» Reading text
Crawl your property to look for analytics tags that should and shouldn’t be there. There are many different SEO tools for site crawling. Start with the two most known:

Note: Look for utm_ parameters on the site you’re auditing because they can throw off your session accuracy (and break traffic sources).

Content Grouping and Query Parameters

In an ideal world, Google Analytics will report all the results for one specific page in one line.

Way too often, it’s not what’s happening.

Query parameters can sometimes store useful pieces of information in our URLs, but they can cause problems in our Google Analytics data. Query parameters can break apart our pages and make them hard to analyze in our All Pages report.

Edit view settings — Google Analytics Help section describes Exclude URL Query Parameters:

Any query parameters or unique session IDs (e.g., sessionid or vid) that appear in your URLs that you do not want to see in your reports. Enter as a comma-separated list.

This setting is case sensitive. There is a 2048-character limit.

» Exercise data
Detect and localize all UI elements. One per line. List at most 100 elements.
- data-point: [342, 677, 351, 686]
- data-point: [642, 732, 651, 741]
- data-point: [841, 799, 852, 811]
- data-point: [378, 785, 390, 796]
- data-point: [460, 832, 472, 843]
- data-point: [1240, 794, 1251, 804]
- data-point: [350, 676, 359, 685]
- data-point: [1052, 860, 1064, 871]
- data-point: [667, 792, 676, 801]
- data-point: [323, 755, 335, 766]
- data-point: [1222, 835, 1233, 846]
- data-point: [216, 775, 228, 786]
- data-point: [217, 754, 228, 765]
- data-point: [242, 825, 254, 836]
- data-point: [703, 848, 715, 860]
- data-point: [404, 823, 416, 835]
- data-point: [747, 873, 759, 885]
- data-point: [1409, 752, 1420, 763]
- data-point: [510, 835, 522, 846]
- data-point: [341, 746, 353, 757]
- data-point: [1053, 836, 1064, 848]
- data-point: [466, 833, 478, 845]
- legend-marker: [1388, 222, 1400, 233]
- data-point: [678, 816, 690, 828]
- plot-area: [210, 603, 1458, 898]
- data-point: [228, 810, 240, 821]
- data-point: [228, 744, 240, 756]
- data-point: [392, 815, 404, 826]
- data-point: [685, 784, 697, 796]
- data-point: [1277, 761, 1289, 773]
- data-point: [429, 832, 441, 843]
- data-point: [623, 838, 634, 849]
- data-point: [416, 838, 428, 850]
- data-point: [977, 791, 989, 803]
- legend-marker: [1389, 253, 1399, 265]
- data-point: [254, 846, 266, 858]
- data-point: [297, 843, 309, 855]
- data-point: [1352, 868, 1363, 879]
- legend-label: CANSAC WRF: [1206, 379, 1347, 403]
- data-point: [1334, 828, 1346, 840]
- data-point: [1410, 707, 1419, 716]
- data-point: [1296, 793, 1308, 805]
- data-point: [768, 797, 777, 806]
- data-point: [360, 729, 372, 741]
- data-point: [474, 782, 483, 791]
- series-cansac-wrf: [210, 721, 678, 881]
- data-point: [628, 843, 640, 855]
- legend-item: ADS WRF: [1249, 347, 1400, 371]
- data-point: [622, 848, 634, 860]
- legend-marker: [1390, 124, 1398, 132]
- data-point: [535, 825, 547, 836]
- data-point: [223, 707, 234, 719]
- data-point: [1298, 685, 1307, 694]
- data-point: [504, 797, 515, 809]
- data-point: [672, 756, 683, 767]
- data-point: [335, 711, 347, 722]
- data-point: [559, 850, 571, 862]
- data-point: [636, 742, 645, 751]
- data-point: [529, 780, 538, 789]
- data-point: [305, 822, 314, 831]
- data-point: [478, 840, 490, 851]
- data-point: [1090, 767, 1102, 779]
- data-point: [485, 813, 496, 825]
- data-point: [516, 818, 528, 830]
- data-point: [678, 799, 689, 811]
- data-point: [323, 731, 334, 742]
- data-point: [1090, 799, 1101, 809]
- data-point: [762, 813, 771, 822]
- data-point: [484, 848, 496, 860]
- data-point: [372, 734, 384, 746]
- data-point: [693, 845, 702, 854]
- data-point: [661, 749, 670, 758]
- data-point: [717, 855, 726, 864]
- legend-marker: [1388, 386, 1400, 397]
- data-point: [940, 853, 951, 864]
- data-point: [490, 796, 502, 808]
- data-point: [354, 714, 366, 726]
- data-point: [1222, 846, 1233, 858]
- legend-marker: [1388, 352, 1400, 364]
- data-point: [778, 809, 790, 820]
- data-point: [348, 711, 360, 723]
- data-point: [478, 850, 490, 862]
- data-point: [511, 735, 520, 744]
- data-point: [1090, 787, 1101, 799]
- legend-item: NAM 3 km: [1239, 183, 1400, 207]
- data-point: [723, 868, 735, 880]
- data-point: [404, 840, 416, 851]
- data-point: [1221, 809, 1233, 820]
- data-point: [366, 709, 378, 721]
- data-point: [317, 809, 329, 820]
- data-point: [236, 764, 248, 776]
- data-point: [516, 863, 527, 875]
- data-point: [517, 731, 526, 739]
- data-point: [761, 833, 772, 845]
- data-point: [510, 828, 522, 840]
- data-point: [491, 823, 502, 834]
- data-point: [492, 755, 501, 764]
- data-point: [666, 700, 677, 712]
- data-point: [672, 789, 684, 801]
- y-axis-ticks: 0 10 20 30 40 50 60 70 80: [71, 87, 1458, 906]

» What to produce
Continue the Google Analytics audit guide, starting after its last sentence.

» Reply to the exercise
Additionally, the parameters you identify here are excluded before filters are applied, so be sure you identify them here as they appear in the original, unfiltered URIs. It has become a common mistake to apply filters, and then return to these settings to identify query parameters as they appear in your filtered reports, thus ignoring the case-sensitive requirement of this setting.

Detailed explanation on how to exclude URL query parameters in Google Analytics will make your audit easier.

GA Events

Three main questions regarding Google Analytics Events are:

  1. Do they exist?
  2. Do they make sense?
  3. Too many / too few?

The only thing worse than no Google Analytics Events is too many of them. The optimal number of events is 10 to 20.

The minimum type of events every website should have is tracking of file downloads and outbound links.

The way you have the events set up is what differentiates a crappy GA implementation from a really good one. And if you do nothing else in your GA audit, then improve the events that are being tracked and how they’re being reported, you’ll be helping your client a lot.

Think like the website owner: What user interactions are most valuable to track and why? This is what will help you to set events that make sense.

GA Goals

Goals are almost as important as events.

As with Events, you don’t want too many Goals either. And, as with Events, we want to know:

  1. Do they exist?
  2. Do they make sense?
  3. Too many / too few?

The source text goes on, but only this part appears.